▶ Records to use
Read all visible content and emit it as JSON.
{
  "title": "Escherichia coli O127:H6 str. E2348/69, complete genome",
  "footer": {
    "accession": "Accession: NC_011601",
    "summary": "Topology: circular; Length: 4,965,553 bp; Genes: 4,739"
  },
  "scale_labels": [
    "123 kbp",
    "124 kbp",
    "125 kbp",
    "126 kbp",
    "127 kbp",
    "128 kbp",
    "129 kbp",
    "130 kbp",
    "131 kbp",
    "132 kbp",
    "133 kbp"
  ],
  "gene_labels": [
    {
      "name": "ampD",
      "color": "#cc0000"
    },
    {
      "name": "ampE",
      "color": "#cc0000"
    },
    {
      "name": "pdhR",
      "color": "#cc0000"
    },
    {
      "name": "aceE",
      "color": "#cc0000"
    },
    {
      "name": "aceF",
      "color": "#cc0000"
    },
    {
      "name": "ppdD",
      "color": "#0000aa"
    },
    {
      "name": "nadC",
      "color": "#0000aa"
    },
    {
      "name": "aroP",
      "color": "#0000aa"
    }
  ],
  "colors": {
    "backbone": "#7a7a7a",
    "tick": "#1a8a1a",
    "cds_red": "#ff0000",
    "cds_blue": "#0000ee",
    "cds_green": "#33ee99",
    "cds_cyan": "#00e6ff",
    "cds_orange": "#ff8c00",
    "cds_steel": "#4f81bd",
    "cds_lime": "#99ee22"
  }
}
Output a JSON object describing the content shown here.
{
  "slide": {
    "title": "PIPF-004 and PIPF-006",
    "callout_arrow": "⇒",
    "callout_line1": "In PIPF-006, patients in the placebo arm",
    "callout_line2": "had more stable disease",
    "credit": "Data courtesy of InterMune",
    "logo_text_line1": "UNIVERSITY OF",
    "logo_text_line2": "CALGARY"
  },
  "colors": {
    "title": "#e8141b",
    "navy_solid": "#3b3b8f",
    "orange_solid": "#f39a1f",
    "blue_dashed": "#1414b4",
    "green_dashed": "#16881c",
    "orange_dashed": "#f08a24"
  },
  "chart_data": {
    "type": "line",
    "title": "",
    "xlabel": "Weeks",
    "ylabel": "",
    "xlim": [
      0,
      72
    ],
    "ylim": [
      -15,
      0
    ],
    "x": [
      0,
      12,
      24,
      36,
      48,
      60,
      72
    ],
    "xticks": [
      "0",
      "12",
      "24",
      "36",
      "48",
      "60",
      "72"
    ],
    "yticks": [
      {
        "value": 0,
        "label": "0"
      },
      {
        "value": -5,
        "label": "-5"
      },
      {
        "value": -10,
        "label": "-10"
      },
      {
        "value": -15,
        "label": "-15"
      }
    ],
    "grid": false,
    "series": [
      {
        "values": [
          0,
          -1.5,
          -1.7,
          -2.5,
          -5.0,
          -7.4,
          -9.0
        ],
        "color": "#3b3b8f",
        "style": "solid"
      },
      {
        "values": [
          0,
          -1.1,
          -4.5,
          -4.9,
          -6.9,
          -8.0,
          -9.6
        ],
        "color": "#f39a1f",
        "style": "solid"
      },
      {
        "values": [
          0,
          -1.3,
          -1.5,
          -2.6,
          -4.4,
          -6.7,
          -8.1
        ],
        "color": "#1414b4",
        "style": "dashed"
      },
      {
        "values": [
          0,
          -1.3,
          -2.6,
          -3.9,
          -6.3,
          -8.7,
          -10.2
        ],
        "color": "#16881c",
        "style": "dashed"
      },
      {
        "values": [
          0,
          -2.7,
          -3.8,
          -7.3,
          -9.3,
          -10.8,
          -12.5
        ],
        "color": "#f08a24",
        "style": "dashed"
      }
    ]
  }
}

▶ Work instruction
All of the entries should be written out again exactly.

▶ Reply to the task
Read all visible content and emit it as JSON.
{
  "title": "Escherichia coli O127:H6 str. E2348/69, complete genome",
  "footer": {
    "accession": "Accession: NC_011601",
    "summary": "Topology: circular; Length: 4,965,553 bp; Genes: 4,739"
  },
  "scale_labels": [
    "123 kbp",
    "124 kbp",
    "125 kbp",
    "126 kbp",
    "127 kbp",
    "128 kbp",
    "129 kbp",
    "130 kbp",
    "131 kbp",
    "132 kbp",
    "133 kbp"
  ],
  "gene_labels": [
    {
      "name": "ampD",
      "color": "#cc0000"
    },
    {
      "name": "ampE",
      "color": "#cc0000"
    },
    {
      "name": "pdhR",
      "color": "#cc0000"
    },
    {
      "name": "aceE",
      "color": "#cc0000"
    },
    {
      "name": "aceF",
      "color": "#cc0000"
    },
    {
      "name": "ppdD",
      "color": "#0000aa"
    },
    {
      "name": "nadC",
      "color": "#0000aa"
    },
    {
      "name": "aroP",
      "color": "#0000aa"
    }
  ],
  "colors": {
    "backbone": "#7a7a7a",
    "tick": "#1a8a1a",
    "cds_red": "#ff0000",
    "cds_blue": "#0000ee",
    "cds_green": "#33ee99",
    "cds_cyan": "#00e6ff",
    "cds_orange": "#ff8c00",
    "cds_steel": "#4f81bd",
    "cds_lime": "#99ee22"
  }
}
Output a JSON object describing the content shown here.
{
  "slide": {
    "title": "PIPF-004 and PIPF-006",
    "callout_arrow": "⇒",
    "callout_line1": "In PIPF-006, patients in the placebo arm",
    "callout_line2": "had more stable disease",
    "credit": "Data courtesy of InterMune",
    "logo_text_line1": "UNIVERSITY OF",
    "logo_text_line2": "CALGARY"
  },
  "colors": {
    "title": "#e8141b",
    "navy_solid": "#3b3b8f",
    "orange_solid": "#f39a1f",
    "blue_dashed": "#1414b4",
    "green_dashed": "#16881c",
    "orange_dashed": "#f08a24"
  },
  "chart_data": {
    "type": "line",
    "title": "",
    "xlabel": "Weeks",
    "ylabel": "",
    "xlim": [
      0,
      72
    ],
    "ylim": [
      -15,
      0
    ],
    "x": [
      0,
      12,
      24,
      36,
      48,
      60,
      72
    ],
    "xticks": [
      "0",
      "12",
      "24",
      "36",
      "48",
      "60",
      "72"
    ],
    "yticks": [
      {
        "value": 0,
        "label": "0"
      },
      {
        "value": -5,
        "label": "-5"
      },
      {
        "value": -10,
        "label": "-10"
      },
      {
        "value": -15,
        "label": "-15"
      }
    ],
    "grid": false,
    "series": [
      {
        "values": [
          0,
          -1.5,
          -1.7,
          -2.5,
          -5.0,
          -7.4,
          -9.0
        ],
        "color": "#3b3b8f",
        "style": "solid"
      },
      {
        "values": [
          0,
          -1.1,
          -4.5,
          -4.9,
          -6.9,
          -8.0,
          -9.6
        ],
        "color": "#f39a1f",
        "style": "solid"
      },
      {
        "values": [
          0,
          -1.3,
          -1.5,
          -2.6,
          -4.4,
          -6.7,
          -8.1
        ],
        "color": "#1414b4",
        "style": "dashed"
      },
      {
        "values": [
          0,
          -1.3,
          -2.6,
          -3.9,
          -6.3,
          -8.7,
          -10.2
        ],
        "color": "#16881c",
        "style": "dashed"
      },
      {
        "values": [
          0,
          -2.7,
          -3.8,
          -7.3,
          -9.3,
          -10.8,
          -12.5
        ],
        "color": "#f08a24",
        "style": "dashed"
      }
    ]
  }
}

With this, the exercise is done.